→ **EXERCISE REQUIREMENTS**
Find how many lines in the data below include the word "Ctrl", then write only that number.

→ **SOURCE MATERIAL**
- - - -

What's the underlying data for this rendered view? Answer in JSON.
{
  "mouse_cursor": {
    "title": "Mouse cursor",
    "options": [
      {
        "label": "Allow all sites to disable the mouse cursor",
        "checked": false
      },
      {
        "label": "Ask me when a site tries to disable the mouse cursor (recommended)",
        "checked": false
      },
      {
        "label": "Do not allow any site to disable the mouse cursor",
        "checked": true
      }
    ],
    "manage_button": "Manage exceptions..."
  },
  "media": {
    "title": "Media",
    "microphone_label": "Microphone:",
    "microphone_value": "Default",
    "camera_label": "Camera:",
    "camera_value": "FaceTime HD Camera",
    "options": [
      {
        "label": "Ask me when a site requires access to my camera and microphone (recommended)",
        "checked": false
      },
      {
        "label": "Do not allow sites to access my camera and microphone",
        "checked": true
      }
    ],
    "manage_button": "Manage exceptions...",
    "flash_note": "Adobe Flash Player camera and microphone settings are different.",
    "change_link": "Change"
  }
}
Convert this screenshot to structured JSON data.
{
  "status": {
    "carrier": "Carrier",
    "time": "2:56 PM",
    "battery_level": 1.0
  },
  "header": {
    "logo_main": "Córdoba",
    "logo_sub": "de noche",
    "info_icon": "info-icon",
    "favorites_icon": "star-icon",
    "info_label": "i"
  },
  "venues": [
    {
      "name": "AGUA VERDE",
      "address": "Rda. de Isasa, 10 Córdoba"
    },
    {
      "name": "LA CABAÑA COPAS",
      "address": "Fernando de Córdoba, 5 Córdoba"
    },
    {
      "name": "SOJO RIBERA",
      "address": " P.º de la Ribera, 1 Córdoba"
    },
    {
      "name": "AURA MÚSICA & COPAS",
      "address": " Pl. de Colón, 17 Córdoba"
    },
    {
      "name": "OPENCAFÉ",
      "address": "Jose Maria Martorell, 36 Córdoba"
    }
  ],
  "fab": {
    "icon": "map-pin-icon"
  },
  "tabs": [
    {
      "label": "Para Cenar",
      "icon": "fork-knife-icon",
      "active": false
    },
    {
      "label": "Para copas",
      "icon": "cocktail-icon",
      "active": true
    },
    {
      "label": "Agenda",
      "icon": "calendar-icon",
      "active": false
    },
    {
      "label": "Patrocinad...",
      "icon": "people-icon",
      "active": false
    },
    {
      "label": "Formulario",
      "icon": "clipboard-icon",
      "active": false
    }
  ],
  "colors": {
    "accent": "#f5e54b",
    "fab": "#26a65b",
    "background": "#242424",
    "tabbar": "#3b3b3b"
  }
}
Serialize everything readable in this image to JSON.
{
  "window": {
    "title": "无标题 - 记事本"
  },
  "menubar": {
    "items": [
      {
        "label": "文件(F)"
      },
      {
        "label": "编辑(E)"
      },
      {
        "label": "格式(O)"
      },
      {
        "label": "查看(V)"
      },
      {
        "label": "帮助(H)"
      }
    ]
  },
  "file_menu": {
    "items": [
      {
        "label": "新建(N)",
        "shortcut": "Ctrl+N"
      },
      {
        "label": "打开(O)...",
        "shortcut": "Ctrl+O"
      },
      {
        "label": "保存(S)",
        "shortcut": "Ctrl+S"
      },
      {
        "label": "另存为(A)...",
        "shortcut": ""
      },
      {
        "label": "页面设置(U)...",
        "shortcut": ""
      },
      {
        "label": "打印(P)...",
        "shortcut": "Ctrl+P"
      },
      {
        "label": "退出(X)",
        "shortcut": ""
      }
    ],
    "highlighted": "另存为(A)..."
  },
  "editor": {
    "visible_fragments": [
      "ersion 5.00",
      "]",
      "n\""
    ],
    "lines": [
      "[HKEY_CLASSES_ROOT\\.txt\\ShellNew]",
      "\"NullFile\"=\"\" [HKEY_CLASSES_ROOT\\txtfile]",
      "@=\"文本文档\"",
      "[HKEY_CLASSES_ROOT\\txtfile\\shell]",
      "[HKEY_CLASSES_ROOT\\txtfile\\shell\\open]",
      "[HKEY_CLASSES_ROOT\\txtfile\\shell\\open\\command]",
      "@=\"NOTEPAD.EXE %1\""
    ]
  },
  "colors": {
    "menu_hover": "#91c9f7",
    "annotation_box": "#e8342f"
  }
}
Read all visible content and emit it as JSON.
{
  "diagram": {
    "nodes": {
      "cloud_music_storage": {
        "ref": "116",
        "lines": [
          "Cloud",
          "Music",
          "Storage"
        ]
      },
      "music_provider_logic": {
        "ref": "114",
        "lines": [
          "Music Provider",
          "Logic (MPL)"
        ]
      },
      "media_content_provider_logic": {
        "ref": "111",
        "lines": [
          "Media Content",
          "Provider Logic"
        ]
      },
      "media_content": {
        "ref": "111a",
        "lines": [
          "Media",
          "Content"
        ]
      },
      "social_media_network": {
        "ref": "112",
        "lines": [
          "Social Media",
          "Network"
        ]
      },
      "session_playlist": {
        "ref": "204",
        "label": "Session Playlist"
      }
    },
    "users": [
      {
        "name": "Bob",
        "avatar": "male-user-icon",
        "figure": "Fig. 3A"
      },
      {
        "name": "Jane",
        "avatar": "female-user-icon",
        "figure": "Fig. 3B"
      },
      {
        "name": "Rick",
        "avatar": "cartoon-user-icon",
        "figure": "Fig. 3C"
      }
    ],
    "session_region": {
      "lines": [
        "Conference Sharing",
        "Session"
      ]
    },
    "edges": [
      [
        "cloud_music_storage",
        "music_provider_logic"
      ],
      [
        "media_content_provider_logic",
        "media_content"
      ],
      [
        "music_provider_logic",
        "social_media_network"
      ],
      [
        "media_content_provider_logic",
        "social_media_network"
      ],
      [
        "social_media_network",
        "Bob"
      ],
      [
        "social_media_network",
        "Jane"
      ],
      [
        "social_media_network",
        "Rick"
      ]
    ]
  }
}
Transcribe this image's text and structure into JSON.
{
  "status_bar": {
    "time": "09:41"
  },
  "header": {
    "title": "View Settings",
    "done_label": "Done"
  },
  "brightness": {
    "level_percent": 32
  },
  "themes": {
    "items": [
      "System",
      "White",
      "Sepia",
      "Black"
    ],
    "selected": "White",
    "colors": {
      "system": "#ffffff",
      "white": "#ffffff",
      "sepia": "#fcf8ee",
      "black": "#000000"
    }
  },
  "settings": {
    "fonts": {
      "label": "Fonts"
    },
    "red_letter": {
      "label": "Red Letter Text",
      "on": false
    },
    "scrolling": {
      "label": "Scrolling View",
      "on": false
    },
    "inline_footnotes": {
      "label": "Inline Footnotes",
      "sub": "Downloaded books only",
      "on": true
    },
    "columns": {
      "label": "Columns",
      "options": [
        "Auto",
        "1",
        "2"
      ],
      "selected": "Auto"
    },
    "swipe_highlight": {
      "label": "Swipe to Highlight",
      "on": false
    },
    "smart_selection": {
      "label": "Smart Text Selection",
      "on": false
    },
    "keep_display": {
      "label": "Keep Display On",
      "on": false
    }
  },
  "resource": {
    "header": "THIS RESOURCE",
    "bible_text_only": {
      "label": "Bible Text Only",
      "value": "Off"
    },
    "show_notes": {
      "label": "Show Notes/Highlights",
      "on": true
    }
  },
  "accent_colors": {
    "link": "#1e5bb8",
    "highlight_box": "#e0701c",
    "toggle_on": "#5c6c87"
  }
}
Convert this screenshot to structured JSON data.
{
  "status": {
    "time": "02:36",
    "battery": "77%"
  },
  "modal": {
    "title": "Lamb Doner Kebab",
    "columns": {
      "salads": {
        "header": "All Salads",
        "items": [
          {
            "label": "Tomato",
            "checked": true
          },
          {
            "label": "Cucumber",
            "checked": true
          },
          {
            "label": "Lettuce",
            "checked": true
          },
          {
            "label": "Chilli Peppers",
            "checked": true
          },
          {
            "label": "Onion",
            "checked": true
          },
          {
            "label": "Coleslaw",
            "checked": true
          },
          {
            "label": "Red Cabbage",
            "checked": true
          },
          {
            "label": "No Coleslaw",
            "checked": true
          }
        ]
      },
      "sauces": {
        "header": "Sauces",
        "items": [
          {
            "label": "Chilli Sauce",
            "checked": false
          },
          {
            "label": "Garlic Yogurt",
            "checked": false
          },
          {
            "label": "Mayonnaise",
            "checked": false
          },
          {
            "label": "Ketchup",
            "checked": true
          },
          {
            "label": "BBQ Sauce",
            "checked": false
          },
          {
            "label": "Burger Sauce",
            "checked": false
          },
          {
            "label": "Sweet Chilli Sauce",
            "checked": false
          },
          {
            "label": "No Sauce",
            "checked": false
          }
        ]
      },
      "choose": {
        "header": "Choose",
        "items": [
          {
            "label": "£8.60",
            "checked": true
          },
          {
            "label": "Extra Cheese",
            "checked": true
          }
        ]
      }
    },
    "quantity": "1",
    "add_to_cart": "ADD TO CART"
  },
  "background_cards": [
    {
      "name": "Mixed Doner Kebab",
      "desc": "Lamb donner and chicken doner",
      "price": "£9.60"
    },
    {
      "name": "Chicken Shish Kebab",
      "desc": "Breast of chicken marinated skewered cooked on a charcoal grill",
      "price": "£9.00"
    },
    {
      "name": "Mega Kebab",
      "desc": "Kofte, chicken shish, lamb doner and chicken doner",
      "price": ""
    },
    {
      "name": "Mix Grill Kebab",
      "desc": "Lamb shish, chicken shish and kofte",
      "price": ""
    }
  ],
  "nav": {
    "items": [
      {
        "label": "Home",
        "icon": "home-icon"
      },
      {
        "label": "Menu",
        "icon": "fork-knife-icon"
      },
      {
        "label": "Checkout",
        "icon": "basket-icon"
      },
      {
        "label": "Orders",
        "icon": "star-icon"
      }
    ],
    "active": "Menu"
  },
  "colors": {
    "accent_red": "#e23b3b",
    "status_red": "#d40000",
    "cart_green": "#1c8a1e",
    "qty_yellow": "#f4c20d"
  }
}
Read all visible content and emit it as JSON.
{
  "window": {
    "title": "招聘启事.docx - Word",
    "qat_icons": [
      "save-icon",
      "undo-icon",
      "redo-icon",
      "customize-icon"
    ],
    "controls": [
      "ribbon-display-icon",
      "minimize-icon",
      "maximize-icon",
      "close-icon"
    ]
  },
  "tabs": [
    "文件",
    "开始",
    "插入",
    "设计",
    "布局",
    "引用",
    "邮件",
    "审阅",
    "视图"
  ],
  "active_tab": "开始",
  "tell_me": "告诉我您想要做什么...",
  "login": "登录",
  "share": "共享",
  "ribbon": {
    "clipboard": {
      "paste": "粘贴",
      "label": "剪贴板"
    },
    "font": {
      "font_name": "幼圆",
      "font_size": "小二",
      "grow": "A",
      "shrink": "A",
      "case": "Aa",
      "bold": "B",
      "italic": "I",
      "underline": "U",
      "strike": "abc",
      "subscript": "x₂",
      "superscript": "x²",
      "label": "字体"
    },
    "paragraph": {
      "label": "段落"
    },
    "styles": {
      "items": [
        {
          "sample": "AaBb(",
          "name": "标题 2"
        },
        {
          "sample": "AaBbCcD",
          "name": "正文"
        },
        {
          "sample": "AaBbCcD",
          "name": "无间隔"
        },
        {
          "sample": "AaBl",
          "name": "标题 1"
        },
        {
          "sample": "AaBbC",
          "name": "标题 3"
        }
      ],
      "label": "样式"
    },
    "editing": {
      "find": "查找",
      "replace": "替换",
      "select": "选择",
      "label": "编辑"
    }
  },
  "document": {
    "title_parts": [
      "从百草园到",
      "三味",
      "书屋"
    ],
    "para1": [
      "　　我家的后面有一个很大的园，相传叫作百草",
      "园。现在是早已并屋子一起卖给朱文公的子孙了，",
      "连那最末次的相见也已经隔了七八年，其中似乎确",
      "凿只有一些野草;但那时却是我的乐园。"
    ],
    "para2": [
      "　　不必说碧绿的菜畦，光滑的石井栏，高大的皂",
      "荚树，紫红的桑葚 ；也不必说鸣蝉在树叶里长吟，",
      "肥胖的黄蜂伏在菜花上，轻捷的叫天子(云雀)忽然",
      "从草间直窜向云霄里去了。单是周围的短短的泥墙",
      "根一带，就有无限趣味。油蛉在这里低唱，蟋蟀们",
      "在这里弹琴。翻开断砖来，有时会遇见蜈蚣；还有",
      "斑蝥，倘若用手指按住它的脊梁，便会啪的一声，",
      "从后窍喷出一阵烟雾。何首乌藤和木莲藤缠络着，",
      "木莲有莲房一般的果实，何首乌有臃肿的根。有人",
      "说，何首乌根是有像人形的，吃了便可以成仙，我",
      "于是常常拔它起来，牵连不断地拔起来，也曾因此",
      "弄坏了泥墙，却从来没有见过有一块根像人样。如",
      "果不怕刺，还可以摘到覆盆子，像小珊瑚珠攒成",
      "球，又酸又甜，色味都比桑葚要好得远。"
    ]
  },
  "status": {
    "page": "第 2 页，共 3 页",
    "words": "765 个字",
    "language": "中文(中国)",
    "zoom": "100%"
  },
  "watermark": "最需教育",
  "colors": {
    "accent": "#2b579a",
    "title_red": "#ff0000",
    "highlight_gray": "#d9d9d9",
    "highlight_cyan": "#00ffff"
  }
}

- - - -

→ **RESULT**
4